Stated goal -
Transcribe all of the material exactly.

Data provided -
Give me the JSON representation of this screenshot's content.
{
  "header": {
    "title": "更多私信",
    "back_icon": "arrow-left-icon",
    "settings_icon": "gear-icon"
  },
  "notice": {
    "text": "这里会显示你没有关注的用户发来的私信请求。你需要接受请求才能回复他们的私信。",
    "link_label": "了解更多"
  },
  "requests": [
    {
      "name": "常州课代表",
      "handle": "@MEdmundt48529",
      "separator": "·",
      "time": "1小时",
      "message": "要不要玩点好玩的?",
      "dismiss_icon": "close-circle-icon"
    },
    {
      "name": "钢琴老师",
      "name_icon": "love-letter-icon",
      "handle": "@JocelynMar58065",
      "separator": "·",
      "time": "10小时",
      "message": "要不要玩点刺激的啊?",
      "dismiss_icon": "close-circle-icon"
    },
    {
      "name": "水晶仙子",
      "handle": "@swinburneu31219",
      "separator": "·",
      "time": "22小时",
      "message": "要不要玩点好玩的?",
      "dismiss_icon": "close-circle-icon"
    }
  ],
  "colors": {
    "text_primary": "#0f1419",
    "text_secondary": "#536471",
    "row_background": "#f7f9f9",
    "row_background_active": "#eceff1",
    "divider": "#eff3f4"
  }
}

Completed task -
Give me the JSON representation of this screenshot's content.
{
  "header": {
    "title": "更多私信",
    "back_icon": "arrow-left-icon",
    "settings_icon": "gear-icon"
  },
  "notice": {
    "text": "这里会显示你没有关注的用户发来的私信请求。你需要接受请求才能回复他们的私信。",
    "link_label": "了解更多"
  },
  "requests": [
    {
      "name": "常州课代表",
      "handle": "@MEdmundt48529",
      "separator": "·",
      "time": "1小时",
      "message": "要不要玩点好玩的?",
      "dismiss_icon": "close-circle-icon"
    },
    {
      "name": "钢琴老师",
      "name_icon": "love-letter-icon",
      "handle": "@JocelynMar58065",
      "separator": "·",
      "time": "10小时",
      "message": "要不要玩点刺激的啊?",
      "dismiss_icon": "close-circle-icon"
    },
    {
      "name": "水晶仙子",
      "handle": "@swinburneu31219",
      "separator": "·",
      "time": "22小时",
      "message": "要不要玩点好玩的?",
      "dismiss_icon": "close-circle-icon"
    }
  ],
  "colors": {
    "text_primary": "#0f1419",
    "text_secondary": "#536471",
    "row_background": "#f7f9f9",
    "row_background_active": "#eceff1",
    "divider": "#eff3f4"
  }
}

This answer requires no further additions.